(Raw records)
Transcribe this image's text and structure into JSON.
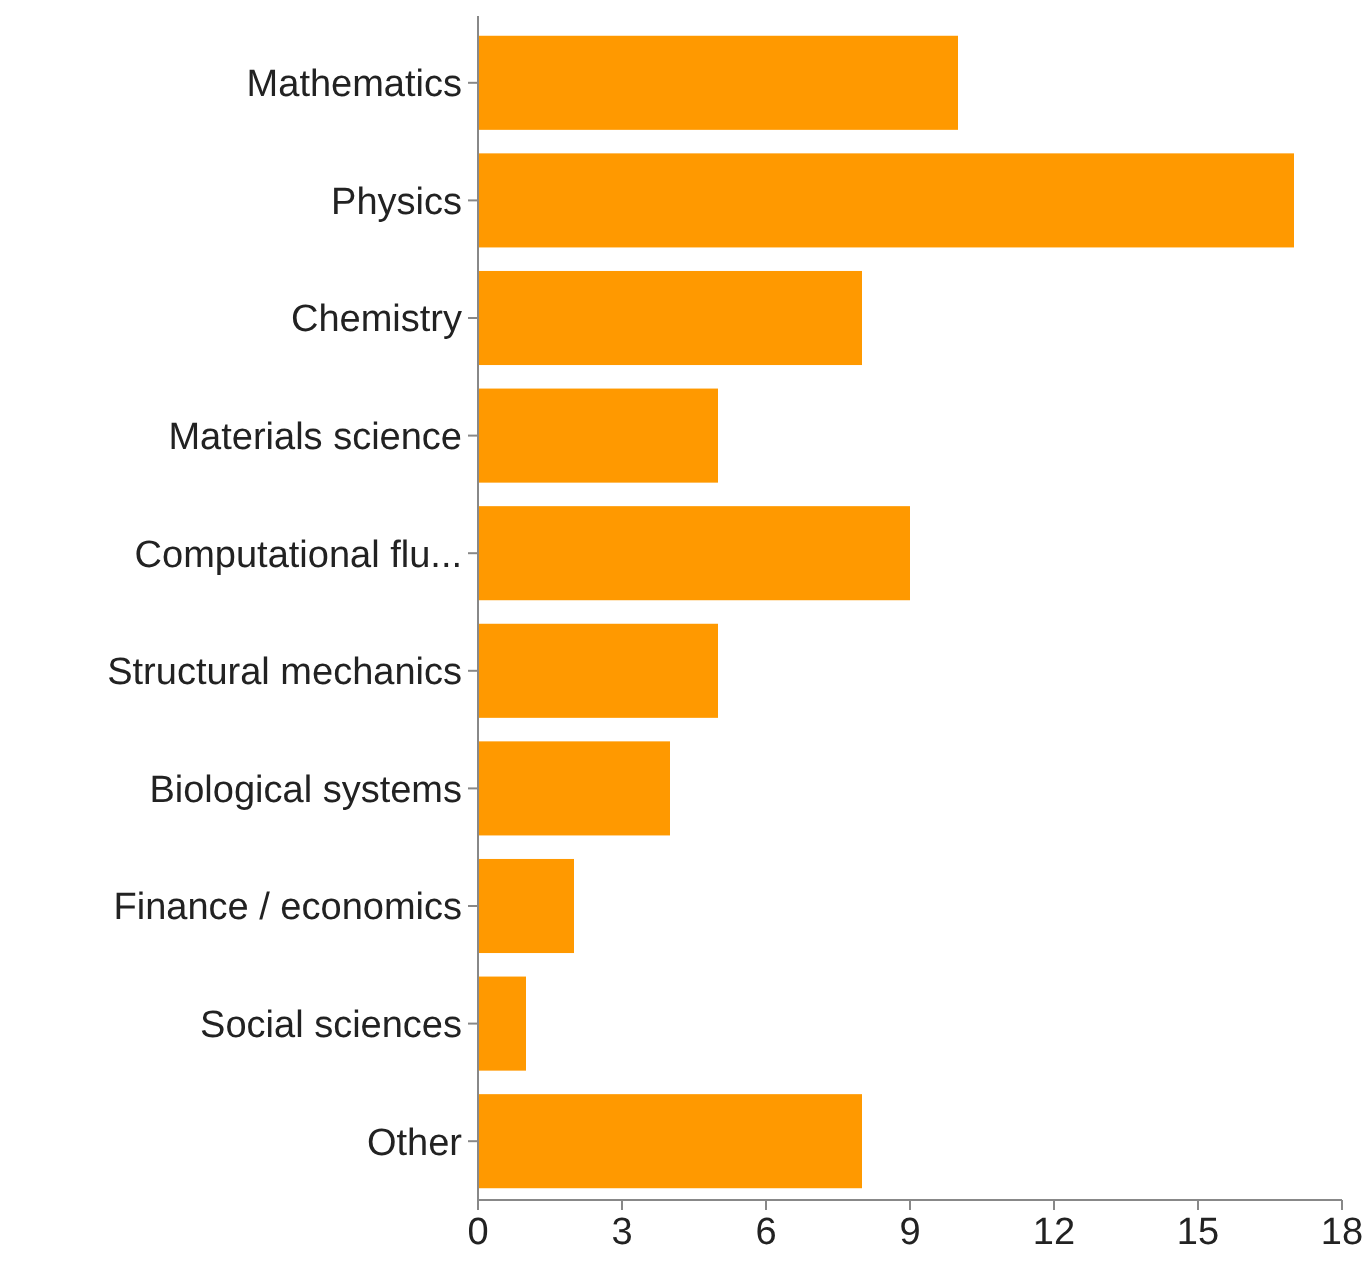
{
  "chart_data": {
    "type": "bar",
    "orientation": "horizontal",
    "categories": [
      "Mathematics",
      "Physics",
      "Chemistry",
      "Materials science",
      "Computational flu...",
      "Structural mechanics",
      "Biological systems",
      "Finance / economics",
      "Social sciences",
      "Other"
    ],
    "values": [
      10,
      17,
      8,
      5,
      9,
      5,
      4,
      2,
      1,
      8
    ],
    "color": "#ff9900",
    "xlim": [
      0,
      18
    ],
    "xticks": [
      0,
      3,
      6,
      9,
      12,
      15,
      18
    ],
    "grid": false
  }
}
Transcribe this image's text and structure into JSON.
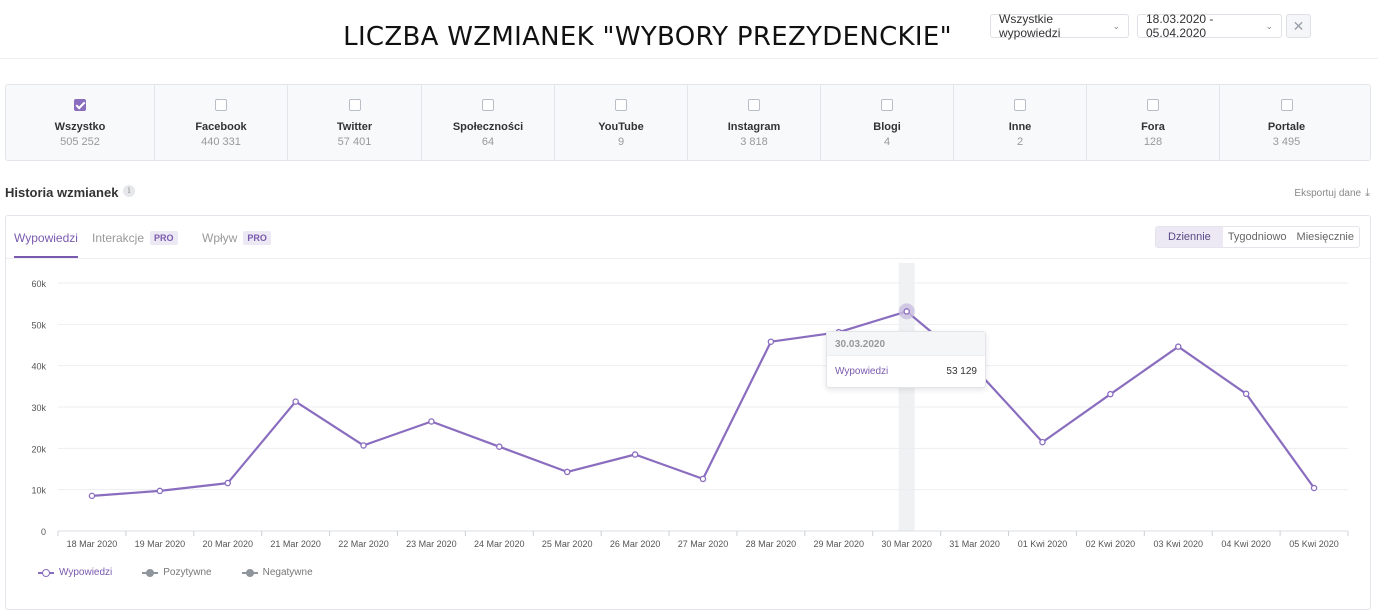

*SET TASK*. Write the listing above out again exactly, dropping each image.

*THE RESULT*.
Transcribe this image's text and structure into JSON.
{
  "chart_data": {
    "type": "bar",
    "orientation": "horizontal",
    "categories": [
      "Mathematics",
      "Physics",
      "Chemistry",
      "Materials science",
      "Computational flu...",
      "Structural mechanics",
      "Biological systems",
      "Finance / economics",
      "Social sciences",
      "Other"
    ],
    "values": [
      10,
      17,
      8,
      5,
      9,
      5,
      4,
      2,
      1,
      8
    ],
    "color": "#ff9900",
    "xlim": [
      0,
      18
    ],
    "xticks": [
      0,
      3,
      6,
      9,
      12,
      15,
      18
    ],
    "grid": false
  }
}
Transcribe this image's text and structure into JSON.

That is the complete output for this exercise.